RAW RECORDS
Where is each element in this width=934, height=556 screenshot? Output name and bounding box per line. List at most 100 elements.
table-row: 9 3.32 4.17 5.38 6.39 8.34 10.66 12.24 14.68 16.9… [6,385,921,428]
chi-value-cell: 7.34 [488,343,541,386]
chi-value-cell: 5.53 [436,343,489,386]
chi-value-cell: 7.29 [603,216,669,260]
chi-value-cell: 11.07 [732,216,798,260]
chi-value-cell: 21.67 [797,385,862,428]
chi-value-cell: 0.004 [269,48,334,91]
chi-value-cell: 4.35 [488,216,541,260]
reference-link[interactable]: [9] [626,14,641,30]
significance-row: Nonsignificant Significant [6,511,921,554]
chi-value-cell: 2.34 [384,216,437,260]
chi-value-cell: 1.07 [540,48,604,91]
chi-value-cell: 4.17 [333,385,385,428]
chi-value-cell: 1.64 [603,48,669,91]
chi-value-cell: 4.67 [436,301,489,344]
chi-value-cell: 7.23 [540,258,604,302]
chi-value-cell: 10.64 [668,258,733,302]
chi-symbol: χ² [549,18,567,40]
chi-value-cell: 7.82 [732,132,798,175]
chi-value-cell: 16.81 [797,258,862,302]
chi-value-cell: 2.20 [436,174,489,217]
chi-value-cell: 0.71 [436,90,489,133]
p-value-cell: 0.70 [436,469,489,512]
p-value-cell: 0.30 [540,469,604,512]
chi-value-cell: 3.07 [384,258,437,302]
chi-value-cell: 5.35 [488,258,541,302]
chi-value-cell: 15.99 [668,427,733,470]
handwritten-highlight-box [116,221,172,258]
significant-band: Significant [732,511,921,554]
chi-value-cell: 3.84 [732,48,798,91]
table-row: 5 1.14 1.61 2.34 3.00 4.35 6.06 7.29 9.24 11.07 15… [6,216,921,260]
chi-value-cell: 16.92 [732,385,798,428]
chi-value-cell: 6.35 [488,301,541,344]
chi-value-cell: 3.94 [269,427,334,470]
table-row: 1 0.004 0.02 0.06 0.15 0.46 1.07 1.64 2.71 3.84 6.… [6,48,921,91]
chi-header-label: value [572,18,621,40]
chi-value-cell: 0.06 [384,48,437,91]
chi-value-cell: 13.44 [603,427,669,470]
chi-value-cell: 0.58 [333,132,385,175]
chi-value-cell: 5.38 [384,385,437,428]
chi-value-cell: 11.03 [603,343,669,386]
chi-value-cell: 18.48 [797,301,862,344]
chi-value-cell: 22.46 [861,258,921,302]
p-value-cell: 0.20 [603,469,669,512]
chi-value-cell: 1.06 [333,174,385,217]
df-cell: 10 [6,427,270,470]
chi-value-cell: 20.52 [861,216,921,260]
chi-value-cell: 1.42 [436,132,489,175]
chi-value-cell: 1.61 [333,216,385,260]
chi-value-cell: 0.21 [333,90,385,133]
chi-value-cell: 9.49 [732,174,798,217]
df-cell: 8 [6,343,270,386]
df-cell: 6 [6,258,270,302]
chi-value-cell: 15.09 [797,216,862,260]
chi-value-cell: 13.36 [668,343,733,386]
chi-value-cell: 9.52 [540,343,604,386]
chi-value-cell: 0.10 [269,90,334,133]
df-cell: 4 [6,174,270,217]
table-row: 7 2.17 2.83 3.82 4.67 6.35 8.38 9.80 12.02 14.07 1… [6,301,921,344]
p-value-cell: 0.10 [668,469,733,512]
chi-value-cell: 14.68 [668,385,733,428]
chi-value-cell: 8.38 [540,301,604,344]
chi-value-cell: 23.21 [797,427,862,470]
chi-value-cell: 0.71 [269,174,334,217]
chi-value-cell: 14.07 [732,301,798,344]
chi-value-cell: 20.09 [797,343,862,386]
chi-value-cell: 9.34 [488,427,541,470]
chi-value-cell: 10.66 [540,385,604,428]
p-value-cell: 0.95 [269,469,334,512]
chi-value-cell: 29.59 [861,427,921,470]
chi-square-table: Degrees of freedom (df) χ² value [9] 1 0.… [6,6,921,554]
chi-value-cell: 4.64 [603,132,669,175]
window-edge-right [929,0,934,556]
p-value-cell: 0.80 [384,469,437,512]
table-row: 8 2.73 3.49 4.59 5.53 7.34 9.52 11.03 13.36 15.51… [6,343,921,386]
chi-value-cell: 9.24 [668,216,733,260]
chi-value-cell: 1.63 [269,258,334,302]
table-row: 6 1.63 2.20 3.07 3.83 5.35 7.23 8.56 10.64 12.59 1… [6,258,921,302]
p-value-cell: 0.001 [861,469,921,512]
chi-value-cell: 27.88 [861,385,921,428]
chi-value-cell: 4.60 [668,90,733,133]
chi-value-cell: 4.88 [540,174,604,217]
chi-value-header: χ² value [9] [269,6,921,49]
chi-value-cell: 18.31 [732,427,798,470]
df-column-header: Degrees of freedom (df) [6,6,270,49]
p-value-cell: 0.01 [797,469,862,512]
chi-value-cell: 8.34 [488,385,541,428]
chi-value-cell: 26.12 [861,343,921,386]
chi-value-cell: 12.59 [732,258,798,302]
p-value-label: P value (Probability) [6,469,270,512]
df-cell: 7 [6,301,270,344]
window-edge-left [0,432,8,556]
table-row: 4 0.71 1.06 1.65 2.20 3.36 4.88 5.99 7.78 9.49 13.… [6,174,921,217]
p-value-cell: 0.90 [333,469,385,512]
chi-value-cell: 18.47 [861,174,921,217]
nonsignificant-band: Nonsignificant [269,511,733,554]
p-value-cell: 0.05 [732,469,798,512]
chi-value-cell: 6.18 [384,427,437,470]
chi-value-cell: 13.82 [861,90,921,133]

EXERCISE
Find each line in the records that contains the word "freedom" and copy those lines. A match counts only when the capitalization is the same.

WRITTEN SOLUTION
chi-square-table: Degrees of freedom (df) χ² value [9] 1 0.… [6,6,921,554]
df-column-header: Degrees of freedom (df) [6,6,270,49]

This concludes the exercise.